THE INPUT =>
>> start
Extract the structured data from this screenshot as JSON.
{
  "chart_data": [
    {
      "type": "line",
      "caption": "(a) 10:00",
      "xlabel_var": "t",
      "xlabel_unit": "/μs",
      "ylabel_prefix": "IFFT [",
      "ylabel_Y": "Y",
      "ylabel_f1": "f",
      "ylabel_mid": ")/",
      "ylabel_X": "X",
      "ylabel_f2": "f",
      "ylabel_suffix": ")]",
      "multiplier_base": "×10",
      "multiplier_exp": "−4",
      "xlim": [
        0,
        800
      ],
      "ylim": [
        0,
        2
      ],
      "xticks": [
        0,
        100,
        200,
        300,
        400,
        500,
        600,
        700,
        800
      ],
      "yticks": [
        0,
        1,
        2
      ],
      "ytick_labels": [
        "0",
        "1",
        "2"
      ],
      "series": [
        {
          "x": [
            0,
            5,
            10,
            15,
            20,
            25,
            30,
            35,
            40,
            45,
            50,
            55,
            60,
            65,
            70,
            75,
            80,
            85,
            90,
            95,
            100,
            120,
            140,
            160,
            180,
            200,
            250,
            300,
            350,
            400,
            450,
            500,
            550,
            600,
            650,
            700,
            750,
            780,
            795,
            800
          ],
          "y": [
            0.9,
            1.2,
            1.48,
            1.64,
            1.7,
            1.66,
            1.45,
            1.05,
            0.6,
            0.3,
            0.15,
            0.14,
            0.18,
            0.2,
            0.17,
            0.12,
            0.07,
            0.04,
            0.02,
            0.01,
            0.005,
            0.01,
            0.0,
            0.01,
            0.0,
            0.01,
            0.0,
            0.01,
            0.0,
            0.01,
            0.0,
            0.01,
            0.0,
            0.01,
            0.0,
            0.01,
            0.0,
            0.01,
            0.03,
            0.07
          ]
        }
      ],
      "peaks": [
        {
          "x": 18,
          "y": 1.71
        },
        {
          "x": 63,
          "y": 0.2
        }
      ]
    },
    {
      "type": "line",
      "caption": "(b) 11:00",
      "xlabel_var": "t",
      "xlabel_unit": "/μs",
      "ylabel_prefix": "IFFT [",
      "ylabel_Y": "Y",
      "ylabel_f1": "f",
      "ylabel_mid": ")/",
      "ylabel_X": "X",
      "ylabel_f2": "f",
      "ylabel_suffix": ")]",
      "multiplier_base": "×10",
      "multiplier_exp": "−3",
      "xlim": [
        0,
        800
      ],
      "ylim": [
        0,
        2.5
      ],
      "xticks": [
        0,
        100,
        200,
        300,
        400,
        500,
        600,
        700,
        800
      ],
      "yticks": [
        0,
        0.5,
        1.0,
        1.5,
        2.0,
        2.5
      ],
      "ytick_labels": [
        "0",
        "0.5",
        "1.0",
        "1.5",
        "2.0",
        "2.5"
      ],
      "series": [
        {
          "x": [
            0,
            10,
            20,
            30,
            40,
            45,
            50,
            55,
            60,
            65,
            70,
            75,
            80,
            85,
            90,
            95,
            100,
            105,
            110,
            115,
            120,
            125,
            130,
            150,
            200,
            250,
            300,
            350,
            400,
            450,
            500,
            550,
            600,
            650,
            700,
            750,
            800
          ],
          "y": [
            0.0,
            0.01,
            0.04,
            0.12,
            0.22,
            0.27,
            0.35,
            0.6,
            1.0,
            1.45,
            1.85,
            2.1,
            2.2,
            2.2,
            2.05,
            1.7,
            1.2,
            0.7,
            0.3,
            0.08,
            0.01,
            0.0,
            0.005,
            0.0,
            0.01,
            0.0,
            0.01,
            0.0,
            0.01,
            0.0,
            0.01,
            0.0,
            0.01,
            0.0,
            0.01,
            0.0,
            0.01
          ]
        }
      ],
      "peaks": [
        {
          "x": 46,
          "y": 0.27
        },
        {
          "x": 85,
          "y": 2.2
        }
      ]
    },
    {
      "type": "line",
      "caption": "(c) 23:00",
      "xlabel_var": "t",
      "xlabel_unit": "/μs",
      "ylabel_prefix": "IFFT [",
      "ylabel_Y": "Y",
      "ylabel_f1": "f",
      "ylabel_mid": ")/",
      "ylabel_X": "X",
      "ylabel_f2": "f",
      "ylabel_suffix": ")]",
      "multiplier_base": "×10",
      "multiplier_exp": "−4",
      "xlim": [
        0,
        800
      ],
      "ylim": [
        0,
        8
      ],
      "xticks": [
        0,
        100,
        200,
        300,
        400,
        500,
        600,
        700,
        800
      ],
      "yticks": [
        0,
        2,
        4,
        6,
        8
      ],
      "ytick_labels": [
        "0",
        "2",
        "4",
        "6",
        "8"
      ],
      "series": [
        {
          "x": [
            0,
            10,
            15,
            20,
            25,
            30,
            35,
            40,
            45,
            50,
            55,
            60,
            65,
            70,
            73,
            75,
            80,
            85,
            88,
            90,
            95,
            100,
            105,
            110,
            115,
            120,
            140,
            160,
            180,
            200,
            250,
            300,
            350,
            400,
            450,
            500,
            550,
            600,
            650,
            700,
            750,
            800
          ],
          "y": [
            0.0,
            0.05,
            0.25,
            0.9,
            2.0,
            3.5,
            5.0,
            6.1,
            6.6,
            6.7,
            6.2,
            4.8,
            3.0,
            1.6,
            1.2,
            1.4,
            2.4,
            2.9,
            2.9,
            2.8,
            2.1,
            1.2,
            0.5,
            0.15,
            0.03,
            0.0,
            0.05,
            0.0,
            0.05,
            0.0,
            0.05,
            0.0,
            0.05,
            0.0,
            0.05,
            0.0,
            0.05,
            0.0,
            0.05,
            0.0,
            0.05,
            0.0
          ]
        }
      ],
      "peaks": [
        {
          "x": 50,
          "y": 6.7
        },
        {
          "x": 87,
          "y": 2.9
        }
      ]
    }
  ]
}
>> end
EXERCISE GOAL =>
Give all the entries again exactly; leave none out.

TASK RESULT =>
Extract the structured data from this screenshot as JSON.
{
  "chart_data": [
    {
      "type": "line",
      "caption": "(a) 10:00",
      "xlabel_var": "t",
      "xlabel_unit": "/μs",
      "ylabel_prefix": "IFFT [",
      "ylabel_Y": "Y",
      "ylabel_f1": "f",
      "ylabel_mid": ")/",
      "ylabel_X": "X",
      "ylabel_f2": "f",
      "ylabel_suffix": ")]",
      "multiplier_base": "×10",
      "multiplier_exp": "−4",
      "xlim": [
        0,
        800
      ],
      "ylim": [
        0,
        2
      ],
      "xticks": [
        0,
        100,
        200,
        300,
        400,
        500,
        600,
        700,
        800
      ],
      "yticks": [
        0,
        1,
        2
      ],
      "ytick_labels": [
        "0",
        "1",
        "2"
      ],
      "series": [
        {
          "x": [
            0,
            5,
            10,
            15,
            20,
            25,
            30,
            35,
            40,
            45,
            50,
            55,
            60,
            65,
            70,
            75,
            80,
            85,
            90,
            95,
            100,
            120,
            140,
            160,
            180,
            200,
            250,
            300,
            350,
            400,
            450,
            500,
            550,
            600,
            650,
            700,
            750,
            780,
            795,
            800
          ],
          "y": [
            0.9,
            1.2,
            1.48,
            1.64,
            1.7,
            1.66,
            1.45,
            1.05,
            0.6,
            0.3,
            0.15,
            0.14,
            0.18,
            0.2,
            0.17,
            0.12,
            0.07,
            0.04,
            0.02,
            0.01,
            0.005,
            0.01,
            0.0,
            0.01,
            0.0,
            0.01,
            0.0,
            0.01,
            0.0,
            0.01,
            0.0,
            0.01,
            0.0,
            0.01,
            0.0,
            0.01,
            0.0,
            0.01,
            0.03,
            0.07
          ]
        }
      ],
      "peaks": [
        {
          "x": 18,
          "y": 1.71
        },
        {
          "x": 63,
          "y": 0.2
        }
      ]
    },
    {
      "type": "line",
      "caption": "(b) 11:00",
      "xlabel_var": "t",
      "xlabel_unit": "/μs",
      "ylabel_prefix": "IFFT [",
      "ylabel_Y": "Y",
      "ylabel_f1": "f",
      "ylabel_mid": ")/",
      "ylabel_X": "X",
      "ylabel_f2": "f",
      "ylabel_suffix": ")]",
      "multiplier_base": "×10",
      "multiplier_exp": "−3",
      "xlim": [
        0,
        800
      ],
      "ylim": [
        0,
        2.5
      ],
      "xticks": [
        0,
        100,
        200,
        300,
        400,
        500,
        600,
        700,
        800
      ],
      "yticks": [
        0,
        0.5,
        1.0,
        1.5,
        2.0,
        2.5
      ],
      "ytick_labels": [
        "0",
        "0.5",
        "1.0",
        "1.5",
        "2.0",
        "2.5"
      ],
      "series": [
        {
          "x": [
            0,
            10,
            20,
            30,
            40,
            45,
            50,
            55,
            60,
            65,
            70,
            75,
            80,
            85,
            90,
            95,
            100,
            105,
            110,
            115,
            120,
            125,
            130,
            150,
            200,
            250,
            300,
            350,
            400,
            450,
            500,
            550,
            600,
            650,
            700,
            750,
            800
          ],
          "y": [
            0.0,
            0.01,
            0.04,
            0.12,
            0.22,
            0.27,
            0.35,
            0.6,
            1.0,
            1.45,
            1.85,
            2.1,
            2.2,
            2.2,
            2.05,
            1.7,
            1.2,
            0.7,
            0.3,
            0.08,
            0.01,
            0.0,
            0.005,
            0.0,
            0.01,
            0.0,
            0.01,
            0.0,
            0.01,
            0.0,
            0.01,
            0.0,
            0.01,
            0.0,
            0.01,
            0.0,
            0.01
          ]
        }
      ],
      "peaks": [
        {
          "x": 46,
          "y": 0.27
        },
        {
          "x": 85,
          "y": 2.2
        }
      ]
    },
    {
      "type": "line",
      "caption": "(c) 23:00",
      "xlabel_var": "t",
      "xlabel_unit": "/μs",
      "ylabel_prefix": "IFFT [",
      "ylabel_Y": "Y",
      "ylabel_f1": "f",
      "ylabel_mid": ")/",
      "ylabel_X": "X",
      "ylabel_f2": "f",
      "ylabel_suffix": ")]",
      "multiplier_base": "×10",
      "multiplier_exp": "−4",
      "xlim": [
        0,
        800
      ],
      "ylim": [
        0,
        8
      ],
      "xticks": [
        0,
        100,
        200,
        300,
        400,
        500,
        600,
        700,
        800
      ],
      "yticks": [
        0,
        2,
        4,
        6,
        8
      ],
      "ytick_labels": [
        "0",
        "2",
        "4",
        "6",
        "8"
      ],
      "series": [
        {
          "x": [
            0,
            10,
            15,
            20,
            25,
            30,
            35,
            40,
            45,
            50,
            55,
            60,
            65,
            70,
            73,
            75,
            80,
            85,
            88,
            90,
            95,
            100,
            105,
            110,
            115,
            120,
            140,
            160,
            180,
            200,
            250,
            300,
            350,
            400,
            450,
            500,
            550,
            600,
            650,
            700,
            750,
            800
          ],
          "y": [
            0.0,
            0.05,
            0.25,
            0.9,
            2.0,
            3.5,
            5.0,
            6.1,
            6.6,
            6.7,
            6.2,
            4.8,
            3.0,
            1.6,
            1.2,
            1.4,
            2.4,
            2.9,
            2.9,
            2.8,
            2.1,
            1.2,
            0.5,
            0.15,
            0.03,
            0.0,
            0.05,
            0.0,
            0.05,
            0.0,
            0.05,
            0.0,
            0.05,
            0.0,
            0.05,
            0.0,
            0.05,
            0.0,
            0.05,
            0.0,
            0.05,
            0.0
          ]
        }
      ],
      "peaks": [
        {
          "x": 50,
          "y": 6.7
        },
        {
          "x": 87,
          "y": 2.9
        }
      ]
    }
  ]
}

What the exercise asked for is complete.